Given task - Report only the number of lines that hold the word "PDMS".
begin Records shown
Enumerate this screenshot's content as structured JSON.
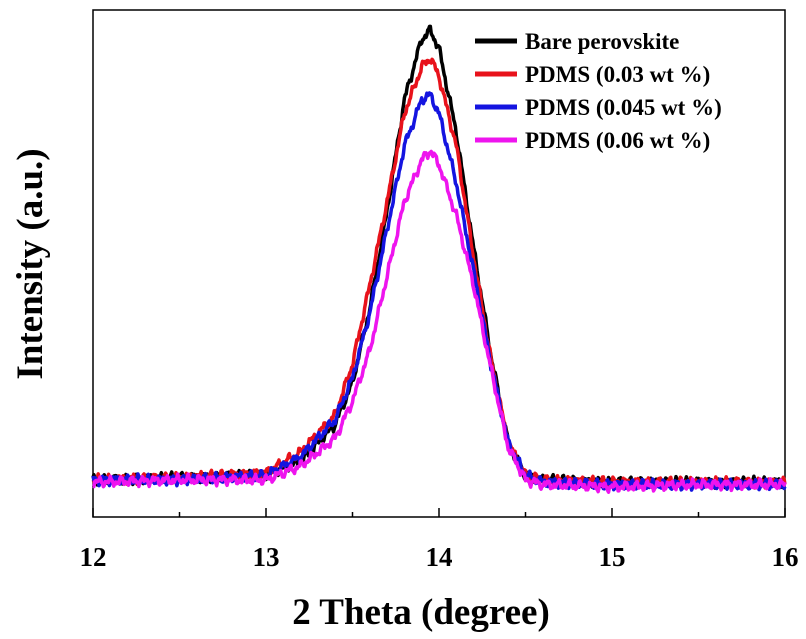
{
  "chart_data": {
    "type": "line",
    "title": "",
    "xlabel": "2 Theta (degree)",
    "ylabel": "Intensity (a.u.)",
    "xlim": [
      12,
      16
    ],
    "ylim": [
      0,
      1.05
    ],
    "xticks": [
      12,
      13,
      14,
      15,
      16
    ],
    "x_minor_ticks": [
      12.5,
      13.5,
      14.5,
      15.5
    ],
    "y_ticks_shown": false,
    "grid": false,
    "legend_position": "top-right",
    "peak_center": 13.95,
    "x": [
      12.0,
      12.5,
      13.0,
      13.2,
      13.4,
      13.5,
      13.6,
      13.7,
      13.8,
      13.9,
      13.95,
      14.0,
      14.1,
      14.2,
      14.3,
      14.4,
      14.5,
      14.6,
      15.0,
      15.5,
      16.0
    ],
    "series": [
      {
        "name": "Bare perovskite",
        "color": "#000000",
        "values": [
          0.08,
          0.085,
          0.09,
          0.12,
          0.2,
          0.29,
          0.45,
          0.66,
          0.9,
          1.03,
          1.05,
          1.01,
          0.83,
          0.58,
          0.35,
          0.16,
          0.09,
          0.08,
          0.075,
          0.075,
          0.075
        ]
      },
      {
        "name": "PDMS (0.03 wt %)",
        "color": "#e8121b",
        "values": [
          0.08,
          0.085,
          0.095,
          0.14,
          0.22,
          0.33,
          0.5,
          0.68,
          0.87,
          0.97,
          0.99,
          0.95,
          0.8,
          0.56,
          0.34,
          0.16,
          0.09,
          0.08,
          0.075,
          0.075,
          0.075
        ]
      },
      {
        "name": "PDMS (0.045 wt %)",
        "color": "#1414e0",
        "values": [
          0.08,
          0.08,
          0.09,
          0.13,
          0.21,
          0.3,
          0.44,
          0.62,
          0.8,
          0.9,
          0.91,
          0.87,
          0.72,
          0.53,
          0.33,
          0.16,
          0.09,
          0.075,
          0.07,
          0.07,
          0.07
        ]
      },
      {
        "name": "PDMS (0.06 wt %)",
        "color": "#ee14ee",
        "values": [
          0.075,
          0.08,
          0.08,
          0.11,
          0.17,
          0.25,
          0.36,
          0.52,
          0.68,
          0.77,
          0.79,
          0.76,
          0.65,
          0.5,
          0.32,
          0.15,
          0.08,
          0.07,
          0.065,
          0.07,
          0.07
        ]
      }
    ]
  }
}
end Records shown
Written solution - 3